Stored entries
-- Start --
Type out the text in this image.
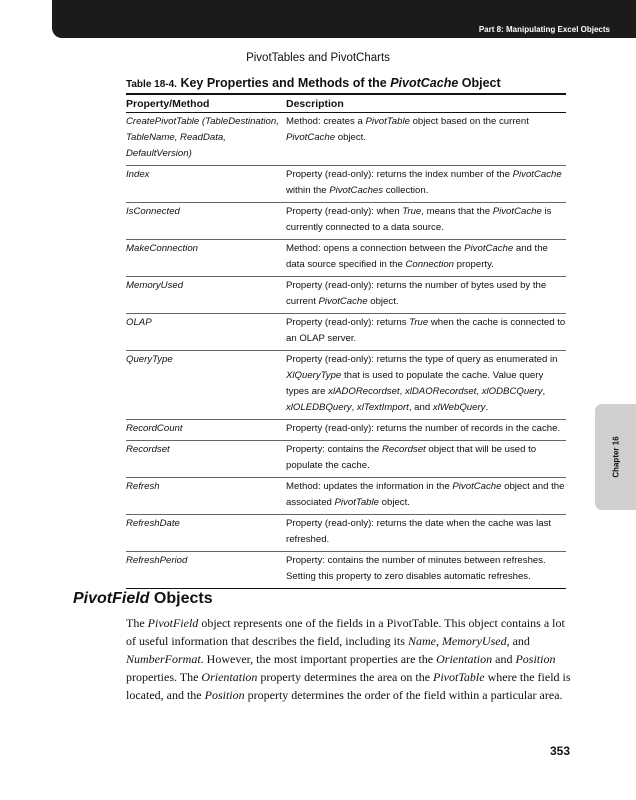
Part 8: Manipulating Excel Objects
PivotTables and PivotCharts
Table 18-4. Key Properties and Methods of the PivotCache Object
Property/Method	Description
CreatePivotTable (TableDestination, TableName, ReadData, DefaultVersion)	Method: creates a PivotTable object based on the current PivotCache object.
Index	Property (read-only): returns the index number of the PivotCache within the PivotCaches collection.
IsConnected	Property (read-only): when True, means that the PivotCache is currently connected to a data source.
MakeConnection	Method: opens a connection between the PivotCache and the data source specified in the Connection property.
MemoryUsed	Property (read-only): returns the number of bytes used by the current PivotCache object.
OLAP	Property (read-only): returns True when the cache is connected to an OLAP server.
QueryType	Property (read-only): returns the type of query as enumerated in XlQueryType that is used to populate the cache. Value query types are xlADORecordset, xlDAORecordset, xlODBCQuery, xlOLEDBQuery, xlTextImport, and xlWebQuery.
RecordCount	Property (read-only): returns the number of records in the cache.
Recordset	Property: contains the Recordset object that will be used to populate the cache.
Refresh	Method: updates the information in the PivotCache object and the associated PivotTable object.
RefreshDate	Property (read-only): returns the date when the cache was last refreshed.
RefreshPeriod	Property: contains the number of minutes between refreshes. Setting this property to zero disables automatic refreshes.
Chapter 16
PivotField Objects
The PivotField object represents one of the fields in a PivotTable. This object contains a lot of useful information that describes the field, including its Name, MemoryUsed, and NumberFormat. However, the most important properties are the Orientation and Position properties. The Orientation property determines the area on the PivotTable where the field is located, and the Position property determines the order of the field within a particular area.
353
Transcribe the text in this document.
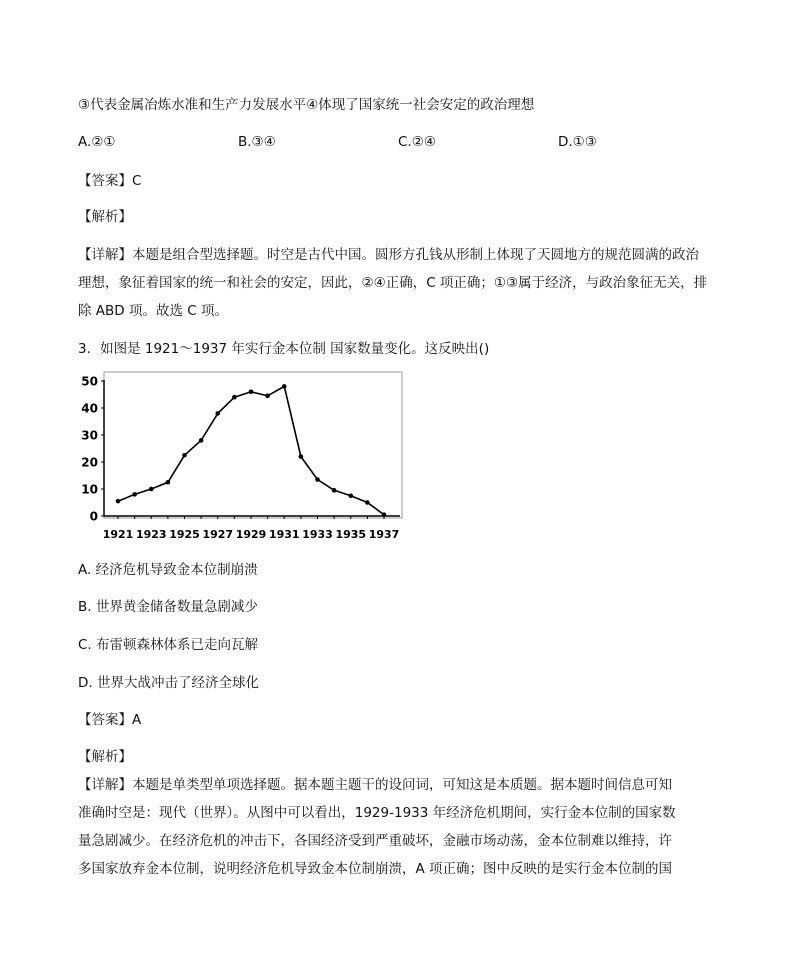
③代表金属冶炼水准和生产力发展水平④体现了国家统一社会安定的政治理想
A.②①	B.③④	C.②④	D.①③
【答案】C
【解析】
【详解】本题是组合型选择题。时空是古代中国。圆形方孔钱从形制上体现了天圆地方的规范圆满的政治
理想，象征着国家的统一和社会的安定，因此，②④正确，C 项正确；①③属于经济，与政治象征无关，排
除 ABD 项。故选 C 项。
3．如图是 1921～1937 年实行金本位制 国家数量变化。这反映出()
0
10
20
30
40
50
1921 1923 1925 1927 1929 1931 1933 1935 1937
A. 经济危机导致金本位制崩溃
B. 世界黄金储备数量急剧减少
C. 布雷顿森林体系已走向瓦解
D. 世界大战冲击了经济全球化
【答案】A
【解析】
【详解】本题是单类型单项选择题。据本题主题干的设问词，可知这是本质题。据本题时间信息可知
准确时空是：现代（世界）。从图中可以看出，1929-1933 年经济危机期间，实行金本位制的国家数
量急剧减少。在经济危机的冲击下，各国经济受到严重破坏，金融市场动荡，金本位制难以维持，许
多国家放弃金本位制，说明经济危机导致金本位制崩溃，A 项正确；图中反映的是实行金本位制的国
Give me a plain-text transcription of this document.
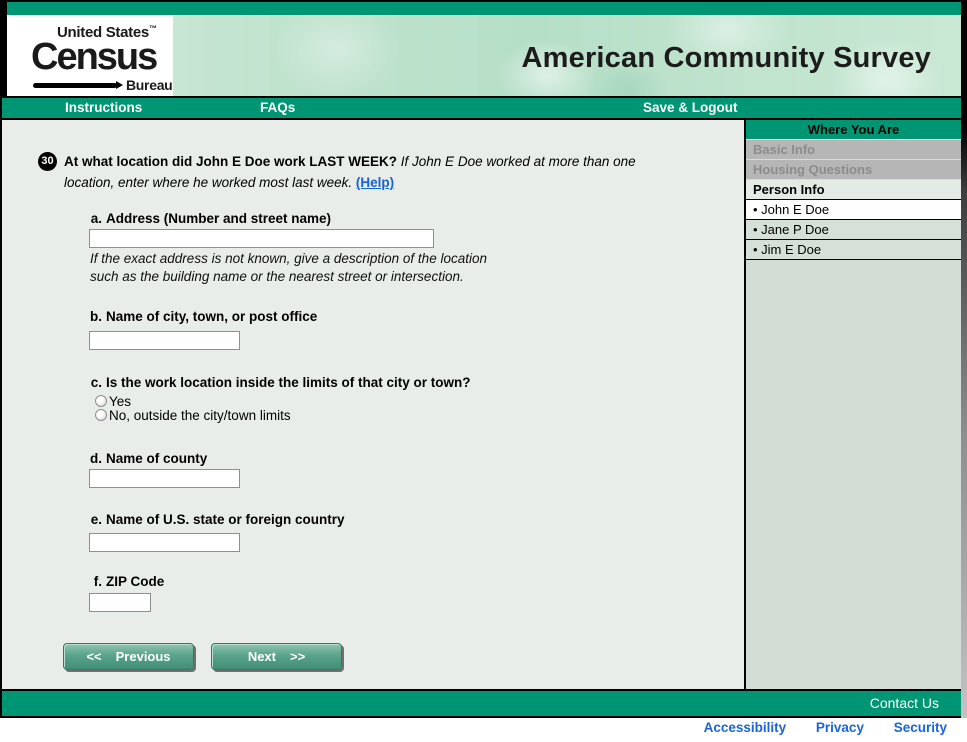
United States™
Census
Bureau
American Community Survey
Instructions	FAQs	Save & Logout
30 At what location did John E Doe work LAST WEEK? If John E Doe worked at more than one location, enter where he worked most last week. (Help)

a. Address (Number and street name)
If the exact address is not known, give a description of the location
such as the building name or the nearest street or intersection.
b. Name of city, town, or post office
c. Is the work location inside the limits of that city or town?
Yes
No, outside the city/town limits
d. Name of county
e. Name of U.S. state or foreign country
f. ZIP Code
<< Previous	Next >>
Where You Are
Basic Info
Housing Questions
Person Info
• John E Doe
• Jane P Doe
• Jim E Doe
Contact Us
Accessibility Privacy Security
-- End --
* EXERCISE REQUIREMENTS *
Copy every line of the material in which the word "street" occurs.

* EXPECTED OUTPUT *
a. Address (Number and street name)
such as the building name or the nearest street or intersection.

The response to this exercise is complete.